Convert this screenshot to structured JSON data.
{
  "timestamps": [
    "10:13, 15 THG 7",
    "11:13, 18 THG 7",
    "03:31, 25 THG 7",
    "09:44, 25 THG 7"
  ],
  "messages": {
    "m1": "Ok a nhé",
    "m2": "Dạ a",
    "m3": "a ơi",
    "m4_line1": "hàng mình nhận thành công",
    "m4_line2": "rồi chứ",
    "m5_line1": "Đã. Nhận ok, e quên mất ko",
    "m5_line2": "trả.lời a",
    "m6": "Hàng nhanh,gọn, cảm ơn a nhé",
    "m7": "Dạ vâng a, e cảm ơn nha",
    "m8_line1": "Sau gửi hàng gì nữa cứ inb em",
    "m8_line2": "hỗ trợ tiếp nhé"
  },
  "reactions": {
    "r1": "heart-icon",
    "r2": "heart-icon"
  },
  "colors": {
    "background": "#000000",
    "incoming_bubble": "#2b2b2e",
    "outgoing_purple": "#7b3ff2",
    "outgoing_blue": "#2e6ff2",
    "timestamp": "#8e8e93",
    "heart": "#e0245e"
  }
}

■ Exercise description: Copy the data above in full, character for character.

■ Output for this task:
Convert this screenshot to structured JSON data.
{
  "timestamps": [
    "10:13, 15 THG 7",
    "11:13, 18 THG 7",
    "03:31, 25 THG 7",
    "09:44, 25 THG 7"
  ],
  "messages": {
    "m1": "Ok a nhé",
    "m2": "Dạ a",
    "m3": "a ơi",
    "m4_line1": "hàng mình nhận thành công",
    "m4_line2": "rồi chứ",
    "m5_line1": "Đã. Nhận ok, e quên mất ko",
    "m5_line2": "trả.lời a",
    "m6": "Hàng nhanh,gọn, cảm ơn a nhé",
    "m7": "Dạ vâng a, e cảm ơn nha",
    "m8_line1": "Sau gửi hàng gì nữa cứ inb em",
    "m8_line2": "hỗ trợ tiếp nhé"
  },
  "reactions": {
    "r1": "heart-icon",
    "r2": "heart-icon"
  },
  "colors": {
    "background": "#000000",
    "incoming_bubble": "#2b2b2e",
    "outgoing_purple": "#7b3ff2",
    "outgoing_blue": "#2e6ff2",
    "timestamp": "#8e8e93",
    "heart": "#e0245e"
  }
}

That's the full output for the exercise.